Every line below should be repeated exactly.

--- DATASET RECORDS ---

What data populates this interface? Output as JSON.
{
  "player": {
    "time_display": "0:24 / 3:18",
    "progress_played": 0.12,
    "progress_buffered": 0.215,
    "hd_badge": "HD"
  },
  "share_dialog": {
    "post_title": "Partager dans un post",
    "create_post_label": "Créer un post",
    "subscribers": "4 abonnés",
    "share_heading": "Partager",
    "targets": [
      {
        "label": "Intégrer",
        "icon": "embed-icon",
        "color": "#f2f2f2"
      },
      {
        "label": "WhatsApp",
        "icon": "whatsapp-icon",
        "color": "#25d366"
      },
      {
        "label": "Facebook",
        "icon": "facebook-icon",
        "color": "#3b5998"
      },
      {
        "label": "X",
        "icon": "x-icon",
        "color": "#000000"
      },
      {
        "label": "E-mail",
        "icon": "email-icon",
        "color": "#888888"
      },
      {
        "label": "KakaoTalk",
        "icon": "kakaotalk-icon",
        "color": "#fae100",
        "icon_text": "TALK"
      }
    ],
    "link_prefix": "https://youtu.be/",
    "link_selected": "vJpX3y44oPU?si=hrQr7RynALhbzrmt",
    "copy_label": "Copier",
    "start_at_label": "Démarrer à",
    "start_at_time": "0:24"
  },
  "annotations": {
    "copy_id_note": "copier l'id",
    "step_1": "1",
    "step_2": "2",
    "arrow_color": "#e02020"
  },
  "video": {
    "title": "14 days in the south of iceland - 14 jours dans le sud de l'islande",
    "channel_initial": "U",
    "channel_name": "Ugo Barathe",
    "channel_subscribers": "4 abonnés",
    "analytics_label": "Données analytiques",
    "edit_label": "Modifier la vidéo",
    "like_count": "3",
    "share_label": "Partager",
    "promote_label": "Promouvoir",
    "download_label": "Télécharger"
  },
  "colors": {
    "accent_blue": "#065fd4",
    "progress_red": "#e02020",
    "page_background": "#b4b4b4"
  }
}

---

ANSWER IN FULL:
What data populates this interface? Output as JSON.
{
  "player": {
    "time_display": "0:24 / 3:18",
    "progress_played": 0.12,
    "progress_buffered": 0.215,
    "hd_badge": "HD"
  },
  "share_dialog": {
    "post_title": "Partager dans un post",
    "create_post_label": "Créer un post",
    "subscribers": "4 abonnés",
    "share_heading": "Partager",
    "targets": [
      {
        "label": "Intégrer",
        "icon": "embed-icon",
        "color": "#f2f2f2"
      },
      {
        "label": "WhatsApp",
        "icon": "whatsapp-icon",
        "color": "#25d366"
      },
      {
        "label": "Facebook",
        "icon": "facebook-icon",
        "color": "#3b5998"
      },
      {
        "label": "X",
        "icon": "x-icon",
        "color": "#000000"
      },
      {
        "label": "E-mail",
        "icon": "email-icon",
        "color": "#888888"
      },
      {
        "label": "KakaoTalk",
        "icon": "kakaotalk-icon",
        "color": "#fae100",
        "icon_text": "TALK"
      }
    ],
    "link_prefix": "https://youtu.be/",
    "link_selected": "vJpX3y44oPU?si=hrQr7RynALhbzrmt",
    "copy_label": "Copier",
    "start_at_label": "Démarrer à",
    "start_at_time": "0:24"
  },
  "annotations": {
    "copy_id_note": "copier l'id",
    "step_1": "1",
    "step_2": "2",
    "arrow_color": "#e02020"
  },
  "video": {
    "title": "14 days in the south of iceland - 14 jours dans le sud de l'islande",
    "channel_initial": "U",
    "channel_name": "Ugo Barathe",
    "channel_subscribers": "4 abonnés",
    "analytics_label": "Données analytiques",
    "edit_label": "Modifier la vidéo",
    "like_count": "3",
    "share_label": "Partager",
    "promote_label": "Promouvoir",
    "download_label": "Télécharger"
  },
  "colors": {
    "accent_blue": "#065fd4",
    "progress_red": "#e02020",
    "page_background": "#b4b4b4"
  }
}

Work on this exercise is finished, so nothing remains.